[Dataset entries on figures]
= = = = =

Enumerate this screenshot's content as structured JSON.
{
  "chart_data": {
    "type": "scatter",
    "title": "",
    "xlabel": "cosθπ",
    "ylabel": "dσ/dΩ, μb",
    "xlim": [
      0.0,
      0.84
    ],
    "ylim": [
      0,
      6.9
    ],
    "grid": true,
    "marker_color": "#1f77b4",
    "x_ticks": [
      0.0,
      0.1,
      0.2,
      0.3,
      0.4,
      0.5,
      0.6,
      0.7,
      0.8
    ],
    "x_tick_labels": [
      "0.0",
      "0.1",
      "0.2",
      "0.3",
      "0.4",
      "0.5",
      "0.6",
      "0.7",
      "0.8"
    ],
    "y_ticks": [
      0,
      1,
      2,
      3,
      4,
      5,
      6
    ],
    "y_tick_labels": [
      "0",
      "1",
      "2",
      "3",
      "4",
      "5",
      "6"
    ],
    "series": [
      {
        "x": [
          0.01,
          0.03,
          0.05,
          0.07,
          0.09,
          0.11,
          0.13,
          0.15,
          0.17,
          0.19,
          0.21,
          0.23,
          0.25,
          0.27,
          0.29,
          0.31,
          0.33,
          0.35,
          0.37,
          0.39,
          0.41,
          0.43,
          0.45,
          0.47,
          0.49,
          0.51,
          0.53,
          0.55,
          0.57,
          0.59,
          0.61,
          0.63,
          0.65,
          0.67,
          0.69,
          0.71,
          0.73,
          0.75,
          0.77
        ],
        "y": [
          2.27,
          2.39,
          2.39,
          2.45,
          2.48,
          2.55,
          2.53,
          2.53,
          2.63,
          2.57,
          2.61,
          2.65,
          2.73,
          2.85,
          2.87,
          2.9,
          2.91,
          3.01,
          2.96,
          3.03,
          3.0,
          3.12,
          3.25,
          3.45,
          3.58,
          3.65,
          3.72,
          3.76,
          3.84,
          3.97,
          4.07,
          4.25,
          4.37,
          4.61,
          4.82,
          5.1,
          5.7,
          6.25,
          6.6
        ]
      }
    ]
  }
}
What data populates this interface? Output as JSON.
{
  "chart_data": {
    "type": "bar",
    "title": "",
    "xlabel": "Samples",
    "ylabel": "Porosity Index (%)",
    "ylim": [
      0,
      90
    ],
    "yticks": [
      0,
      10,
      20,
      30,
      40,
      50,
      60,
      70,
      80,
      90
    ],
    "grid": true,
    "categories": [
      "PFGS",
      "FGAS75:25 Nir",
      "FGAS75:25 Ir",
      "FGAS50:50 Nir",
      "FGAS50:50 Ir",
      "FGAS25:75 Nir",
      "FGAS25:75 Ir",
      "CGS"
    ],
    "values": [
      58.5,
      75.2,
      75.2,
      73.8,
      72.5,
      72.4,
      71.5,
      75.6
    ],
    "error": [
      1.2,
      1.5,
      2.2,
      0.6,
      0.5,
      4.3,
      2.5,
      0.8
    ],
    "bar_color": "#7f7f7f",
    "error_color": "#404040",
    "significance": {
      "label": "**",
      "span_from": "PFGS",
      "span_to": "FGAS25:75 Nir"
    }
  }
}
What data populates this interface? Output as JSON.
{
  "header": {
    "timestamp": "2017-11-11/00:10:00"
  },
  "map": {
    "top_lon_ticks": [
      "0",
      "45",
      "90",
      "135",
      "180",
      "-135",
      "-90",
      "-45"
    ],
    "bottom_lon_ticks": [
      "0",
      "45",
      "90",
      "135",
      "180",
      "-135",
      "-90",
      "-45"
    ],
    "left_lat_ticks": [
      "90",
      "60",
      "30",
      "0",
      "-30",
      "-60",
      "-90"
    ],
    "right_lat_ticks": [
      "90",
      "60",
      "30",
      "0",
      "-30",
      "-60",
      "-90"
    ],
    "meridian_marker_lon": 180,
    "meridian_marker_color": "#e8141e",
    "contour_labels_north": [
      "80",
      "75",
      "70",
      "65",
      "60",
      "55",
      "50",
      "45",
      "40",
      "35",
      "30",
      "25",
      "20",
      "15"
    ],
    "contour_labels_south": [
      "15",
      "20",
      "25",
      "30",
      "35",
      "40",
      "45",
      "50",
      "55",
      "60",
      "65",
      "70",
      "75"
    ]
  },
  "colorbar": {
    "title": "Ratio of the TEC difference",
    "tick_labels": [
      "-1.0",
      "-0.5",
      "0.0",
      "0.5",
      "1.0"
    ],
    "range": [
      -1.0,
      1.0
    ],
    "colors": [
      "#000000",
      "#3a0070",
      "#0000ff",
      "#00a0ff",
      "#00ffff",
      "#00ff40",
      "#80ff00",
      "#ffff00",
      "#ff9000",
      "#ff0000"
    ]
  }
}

= = = = =

Give the entries once more, exactly as they appear.

Enumerate this screenshot's content as structured JSON.
{
  "chart_data": {
    "type": "scatter",
    "title": "",
    "xlabel": "cosθπ",
    "ylabel": "dσ/dΩ, μb",
    "xlim": [
      0.0,
      0.84
    ],
    "ylim": [
      0,
      6.9
    ],
    "grid": true,
    "marker_color": "#1f77b4",
    "x_ticks": [
      0.0,
      0.1,
      0.2,
      0.3,
      0.4,
      0.5,
      0.6,
      0.7,
      0.8
    ],
    "x_tick_labels": [
      "0.0",
      "0.1",
      "0.2",
      "0.3",
      "0.4",
      "0.5",
      "0.6",
      "0.7",
      "0.8"
    ],
    "y_ticks": [
      0,
      1,
      2,
      3,
      4,
      5,
      6
    ],
    "y_tick_labels": [
      "0",
      "1",
      "2",
      "3",
      "4",
      "5",
      "6"
    ],
    "series": [
      {
        "x": [
          0.01,
          0.03,
          0.05,
          0.07,
          0.09,
          0.11,
          0.13,
          0.15,
          0.17,
          0.19,
          0.21,
          0.23,
          0.25,
          0.27,
          0.29,
          0.31,
          0.33,
          0.35,
          0.37,
          0.39,
          0.41,
          0.43,
          0.45,
          0.47,
          0.49,
          0.51,
          0.53,
          0.55,
          0.57,
          0.59,
          0.61,
          0.63,
          0.65,
          0.67,
          0.69,
          0.71,
          0.73,
          0.75,
          0.77
        ],
        "y": [
          2.27,
          2.39,
          2.39,
          2.45,
          2.48,
          2.55,
          2.53,
          2.53,
          2.63,
          2.57,
          2.61,
          2.65,
          2.73,
          2.85,
          2.87,
          2.9,
          2.91,
          3.01,
          2.96,
          3.03,
          3.0,
          3.12,
          3.25,
          3.45,
          3.58,
          3.65,
          3.72,
          3.76,
          3.84,
          3.97,
          4.07,
          4.25,
          4.37,
          4.61,
          4.82,
          5.1,
          5.7,
          6.25,
          6.6
        ]
      }
    ]
  }
}
What data populates this interface? Output as JSON.
{
  "chart_data": {
    "type": "bar",
    "title": "",
    "xlabel": "Samples",
    "ylabel": "Porosity Index (%)",
    "ylim": [
      0,
      90
    ],
    "yticks": [
      0,
      10,
      20,
      30,
      40,
      50,
      60,
      70,
      80,
      90
    ],
    "grid": true,
    "categories": [
      "PFGS",
      "FGAS75:25 Nir",
      "FGAS75:25 Ir",
      "FGAS50:50 Nir",
      "FGAS50:50 Ir",
      "FGAS25:75 Nir",
      "FGAS25:75 Ir",
      "CGS"
    ],
    "values": [
      58.5,
      75.2,
      75.2,
      73.8,
      72.5,
      72.4,
      71.5,
      75.6
    ],
    "error": [
      1.2,
      1.5,
      2.2,
      0.6,
      0.5,
      4.3,
      2.5,
      0.8
    ],
    "bar_color": "#7f7f7f",
    "error_color": "#404040",
    "significance": {
      "label": "**",
      "span_from": "PFGS",
      "span_to": "FGAS25:75 Nir"
    }
  }
}
What data populates this interface? Output as JSON.
{
  "header": {
    "timestamp": "2017-11-11/00:10:00"
  },
  "map": {
    "top_lon_ticks": [
      "0",
      "45",
      "90",
      "135",
      "180",
      "-135",
      "-90",
      "-45"
    ],
    "bottom_lon_ticks": [
      "0",
      "45",
      "90",
      "135",
      "180",
      "-135",
      "-90",
      "-45"
    ],
    "left_lat_ticks": [
      "90",
      "60",
      "30",
      "0",
      "-30",
      "-60",
      "-90"
    ],
    "right_lat_ticks": [
      "90",
      "60",
      "30",
      "0",
      "-30",
      "-60",
      "-90"
    ],
    "meridian_marker_lon": 180,
    "meridian_marker_color": "#e8141e",
    "contour_labels_north": [
      "80",
      "75",
      "70",
      "65",
      "60",
      "55",
      "50",
      "45",
      "40",
      "35",
      "30",
      "25",
      "20",
      "15"
    ],
    "contour_labels_south": [
      "15",
      "20",
      "25",
      "30",
      "35",
      "40",
      "45",
      "50",
      "55",
      "60",
      "65",
      "70",
      "75"
    ]
  },
  "colorbar": {
    "title": "Ratio of the TEC difference",
    "tick_labels": [
      "-1.0",
      "-0.5",
      "0.0",
      "0.5",
      "1.0"
    ],
    "range": [
      -1.0,
      1.0
    ],
    "colors": [
      "#000000",
      "#3a0070",
      "#0000ff",
      "#00a0ff",
      "#00ffff",
      "#00ff40",
      "#80ff00",
      "#ffff00",
      "#ff9000",
      "#ff0000"
    ]
  }
}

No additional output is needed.